>> start SUPPLIED DATA

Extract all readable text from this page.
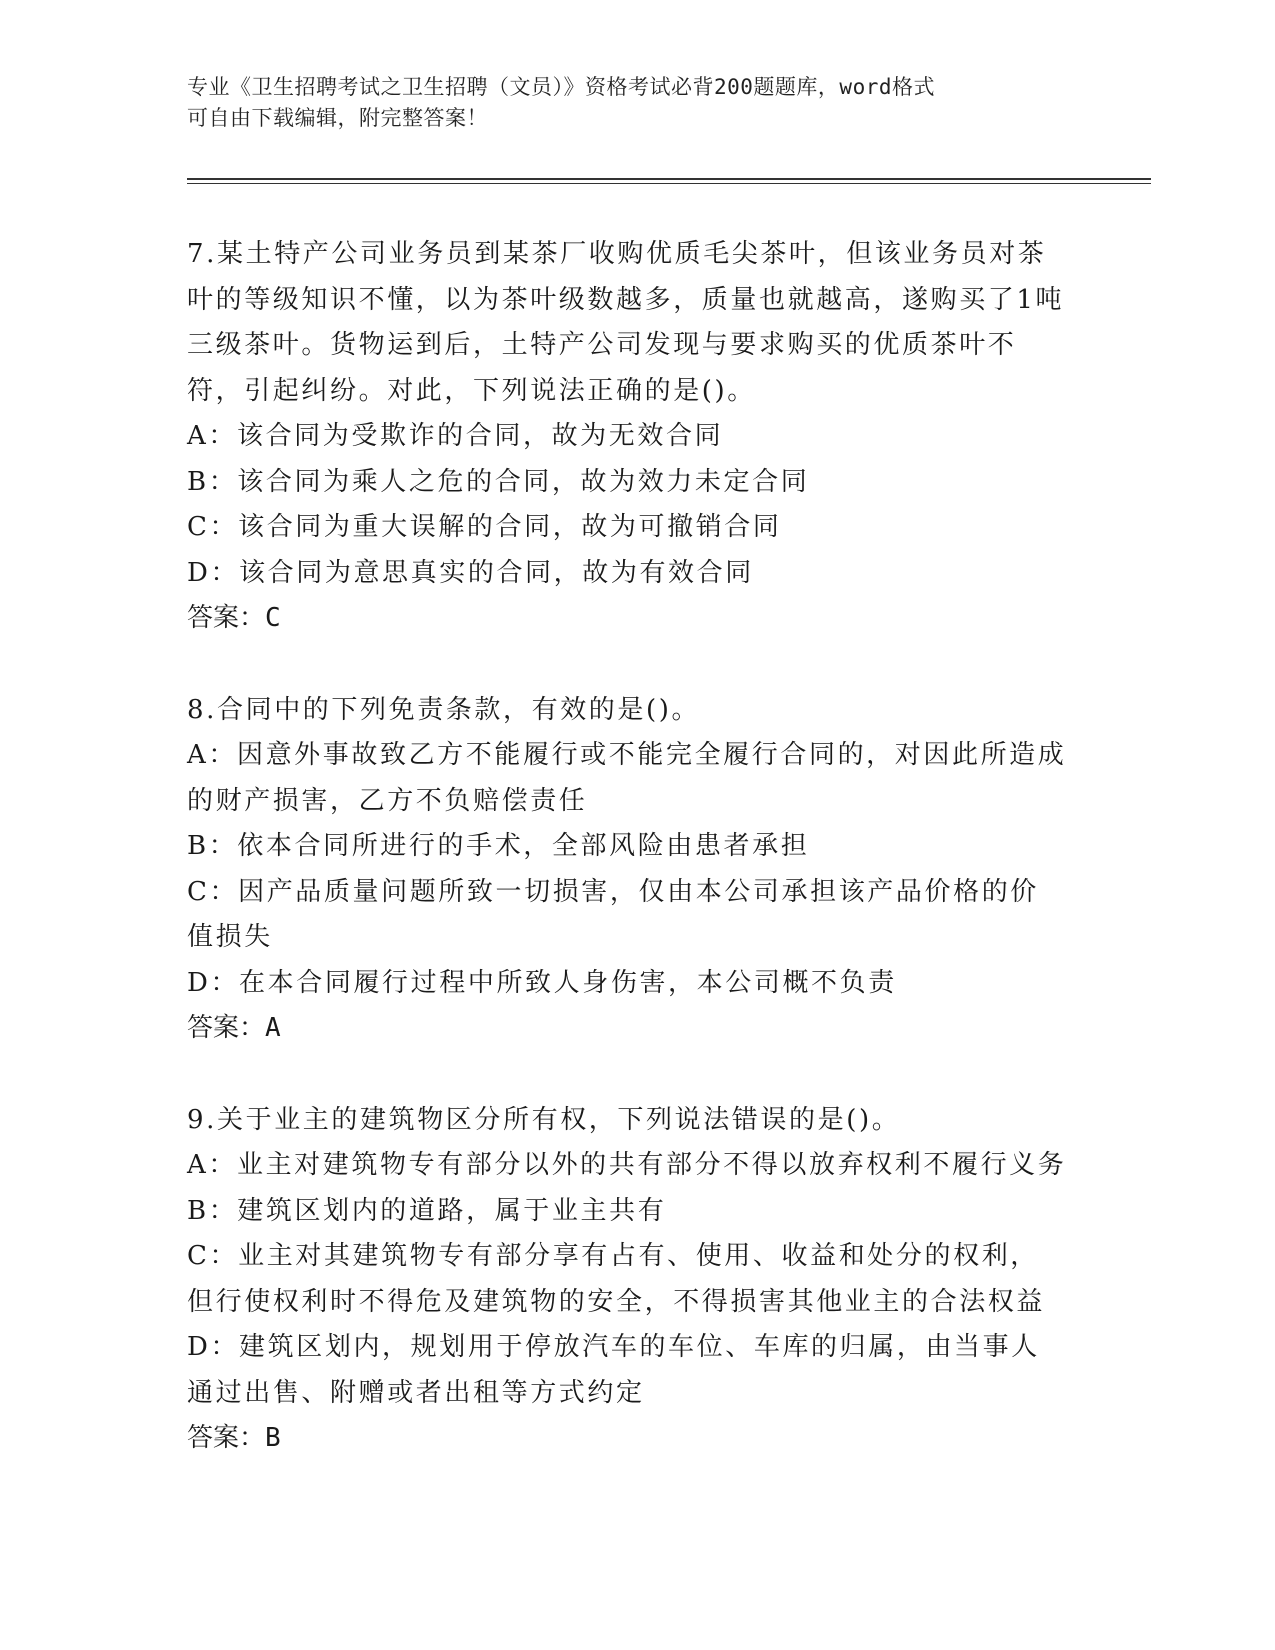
专业《卫生招聘考试之卫生招聘（文员）》资格考试必背200题题库，word格式
可自由下载编辑，附完整答案！

7.某土特产公司业务员到某茶厂收购优质毛尖茶叶，但该业务员对茶叶的等级知识不懂，以为茶叶级数越多，质量也就越高，遂购买了1吨三级茶叶。货物运到后，土特产公司发现与要求购买的优质茶叶不符，引起纠纷。对此，下列说法正确的是()。

A：该合同为受欺诈的合同，故为无效合同

B：该合同为乘人之危的合同，故为效力未定合同

C：该合同为重大误解的合同，故为可撤销合同

D：该合同为意思真实的合同，故为有效合同

答案：C

8.合同中的下列免责条款，有效的是()。

A：因意外事故致乙方不能履行或不能完全履行合同的，对因此所造成的财产损害，乙方不负赔偿责任

B：依本合同所进行的手术，全部风险由患者承担

C：因产品质量问题所致一切损害，仅由本公司承担该产品价格的价值损失

D：在本合同履行过程中所致人身伤害，本公司概不负责

答案：A

9.关于业主的建筑物区分所有权，下列说法错误的是()。

A：业主对建筑物专有部分以外的共有部分不得以放弃权利不履行义务

B：建筑区划内的道路，属于业主共有

C：业主对其建筑物专有部分享有占有、使用、收益和处分的权利，但行使权利时不得危及建筑物的安全，不得损害其他业主的合法权益

D：建筑区划内，规划用于停放汽车的车位、车库的归属，由当事人通过出售、附赠或者出租等方式约定

答案：B
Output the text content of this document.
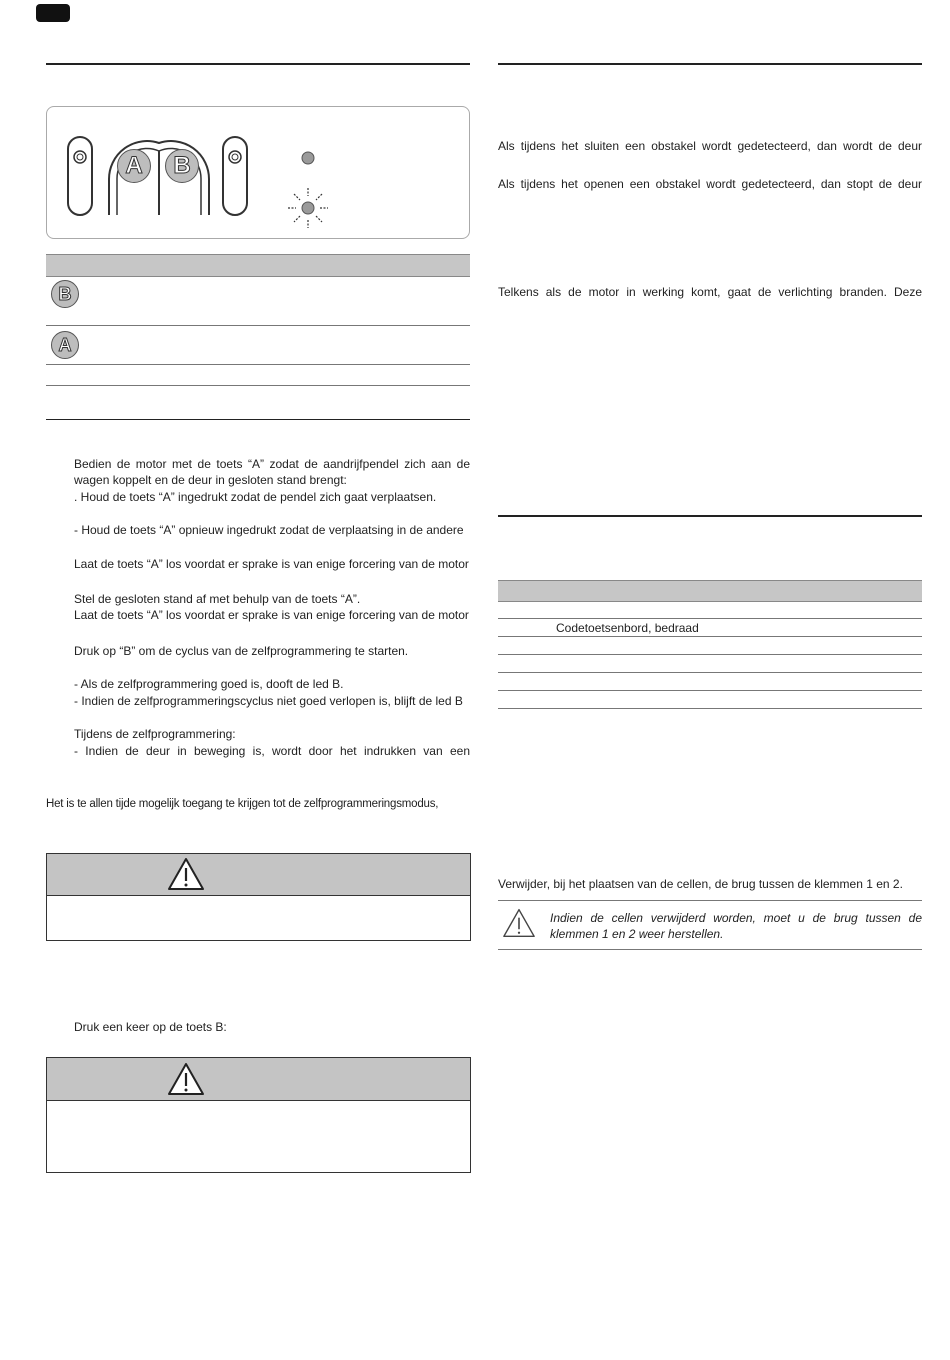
A	B
B
A
Bedien de motor met de toets “A” zodat de aandrijfpendel zich aan de
wagen koppelt en de deur in gesloten stand brengt:
. Houd de toets “A” ingedrukt zodat de pendel zich gaat verplaatsen.
- Houd de toets “A” opnieuw ingedrukt zodat de verplaatsing in de andere
Laat de toets “A” los voordat er sprake is van enige forcering van de motor
Stel de gesloten stand af met behulp van de toets “A”.
Laat de toets “A” los voordat er sprake is van enige forcering van de motor
Druk op “B” om de cyclus van de zelfprogrammering te starten.
- Als de zelfprogrammering goed is, dooft de led B.
- Indien de zelfprogrammeringscyclus niet goed verlopen is, blijft de led B
Tijdens de zelfprogrammering:
- Indien de deur in beweging is, wordt door het indrukken van een
Het is te allen tijde mogelijk toegang te krijgen tot de zelfprogrammeringsmodus,
Druk een keer op de toets B:
Als tijdens het sluiten een obstakel wordt gedetecteerd, dan wordt de deur
Als tijdens het openen een obstakel wordt gedetecteerd, dan stopt de deur
Telkens als de motor in werking komt, gaat de verlichting branden. Deze
Codetoetsenbord, bedraad
Verwijder, bij het plaatsen van de cellen, de brug tussen de klemmen 1 en 2.
Indien de cellen verwijderd worden, moet u de brug tussen de
klemmen 1 en 2 weer herstellen.
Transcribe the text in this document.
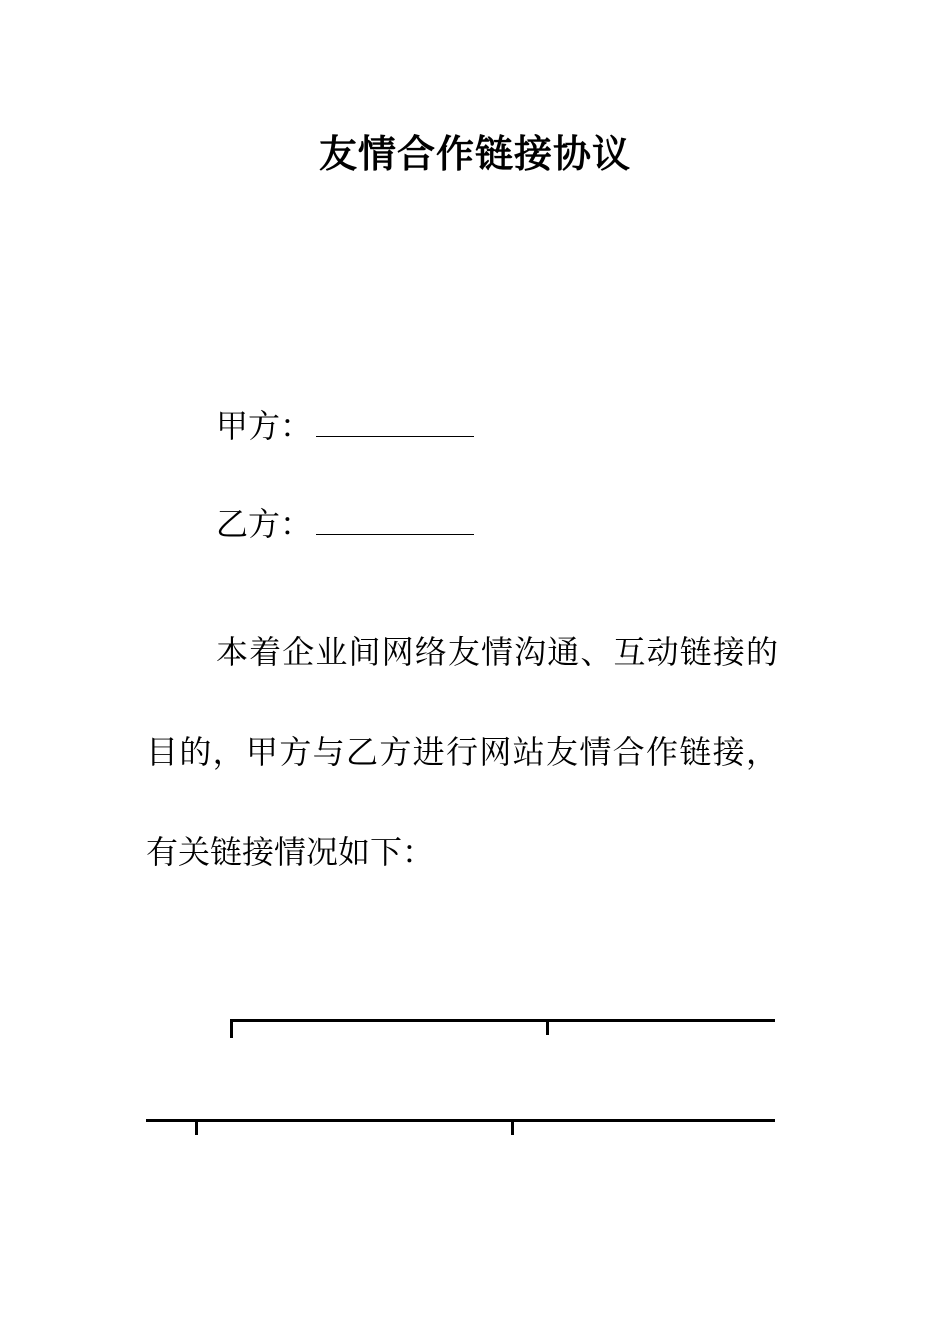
友情合作链接协议
甲方：
乙方：

本着企业间网络友情沟通、互动链接的目的，甲方与乙方进行网站友情合作链接，有关链接情况如下：
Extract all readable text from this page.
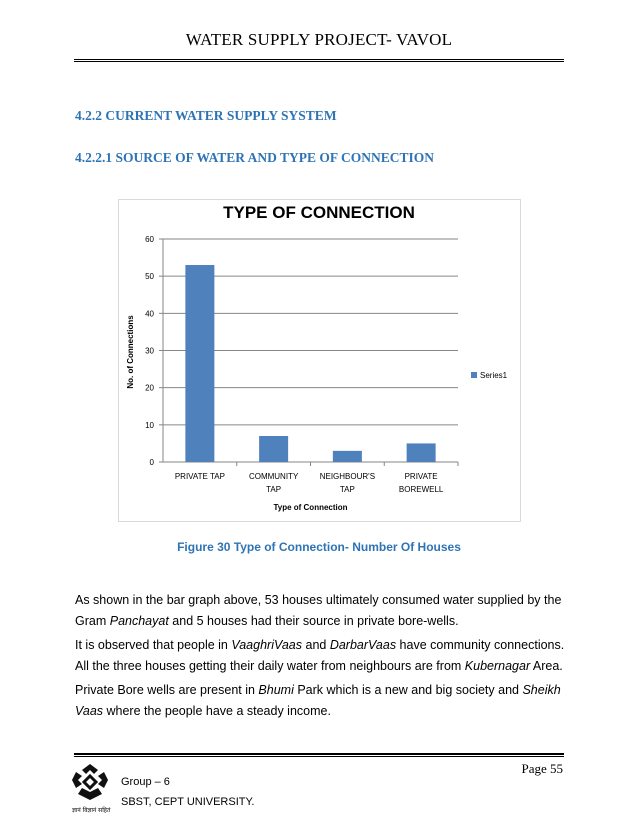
WATER SUPPLY PROJECT- VAVOL
4.2.2 CURRENT WATER SUPPLY SYSTEM
4.2.2.1 SOURCE OF WATER AND TYPE OF CONNECTION
TYPE OF CONNECTION
0
10
20
30
40
50
60
PRIVATE TAP	COMMUNITY
TAP
NEIGHBOUR'S
TAP
PRIVATE
BOREWELL
Type of Connection
No. of Connections	Series1
Figure 30 Type of Connection- Number Of Houses
As shown in the bar graph above, 53 houses ultimately consumed water supplied by the Gram Panchayat and 5 houses had their source in private bore-wells.
It is observed that people in VaaghriVaas and DarbarVaas have community connections. All the three houses getting their daily water from neighbours are from Kubernagar Area.
Private Bore wells are present in Bhumi Park which is a new and big society and Sheikh Vaas where the people have a steady income.
Page 55
ज्ञानं विज्ञानं सहितं
Group – 6
SBST, CEPT UNIVERSITY.
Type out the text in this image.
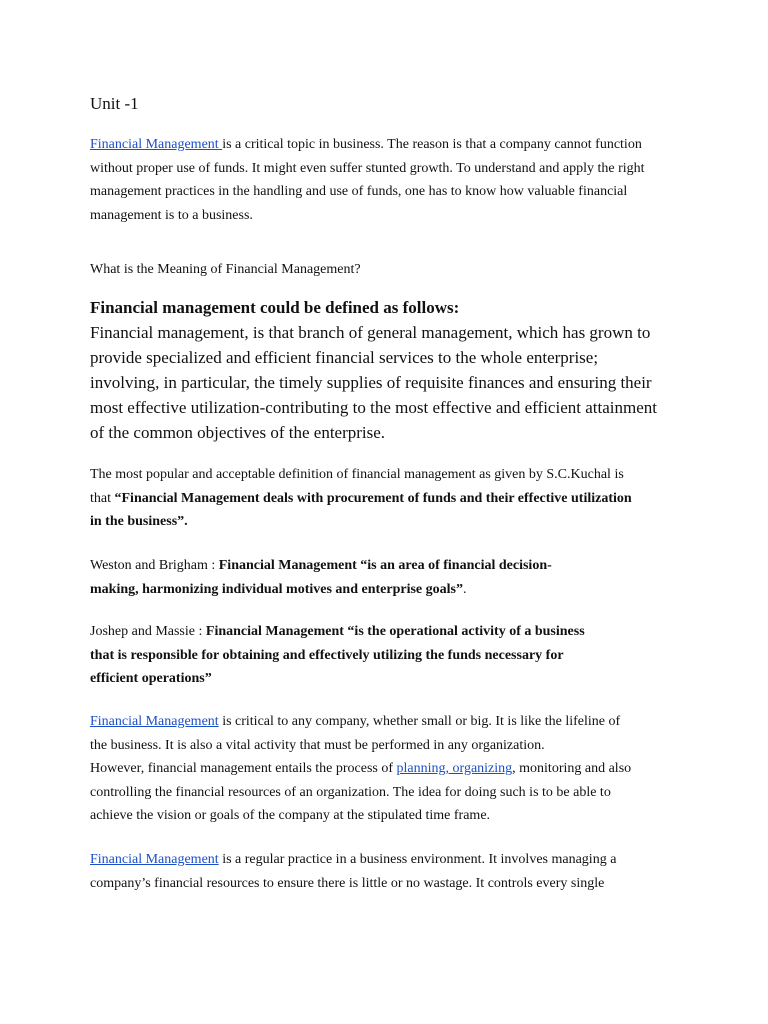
Unit -1
Financial Management is a critical topic in business. The reason is that a company cannot function without proper use of funds. It might even suffer stunted growth. To understand and apply the right management practices in the handling and use of funds, one has to know how valuable financial management is to a business.
What is the Meaning of Financial Management?
Financial management could be defined as follows:
Financial management, is that branch of general management, which has grown to
provide specialized and efficient financial services to the whole enterprise;
involving, in particular, the timely supplies of requisite finances and ensuring their
most effective utilization-contributing to the most effective and efficient attainment
of the common objectives of the enterprise.
The most popular and acceptable definition of financial management as given by S.C.Kuchal is
that “Financial Management deals with procurement of funds and their effective utilization
in the business”.
Weston and Brigham : Financial Management “is an area of financial decision-
making, harmonizing individual motives and enterprise goals”.
Joshep and Massie : Financial Management “is the operational activity of a business
that is responsible for obtaining and effectively utilizing the funds necessary for
efficient operations”
Financial Management is critical to any company, whether small or big. It is like the lifeline of
the business. It is also a vital activity that must be performed in any organization.
However, financial management entails the process of planning, organizing, monitoring and also
controlling the financial resources of an organization. The idea for doing such is to be able to
achieve the vision or goals of the company at the stipulated time frame.
Financial Management is a regular practice in a business environment. It involves managing a
company’s financial resources to ensure there is little or no wastage. It controls every single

>> end SUPPLIED DATA

REQUEST =
Look through the entries above and count each line holding "cellen"; report the count alone.

SOLVED PROBLEM =
2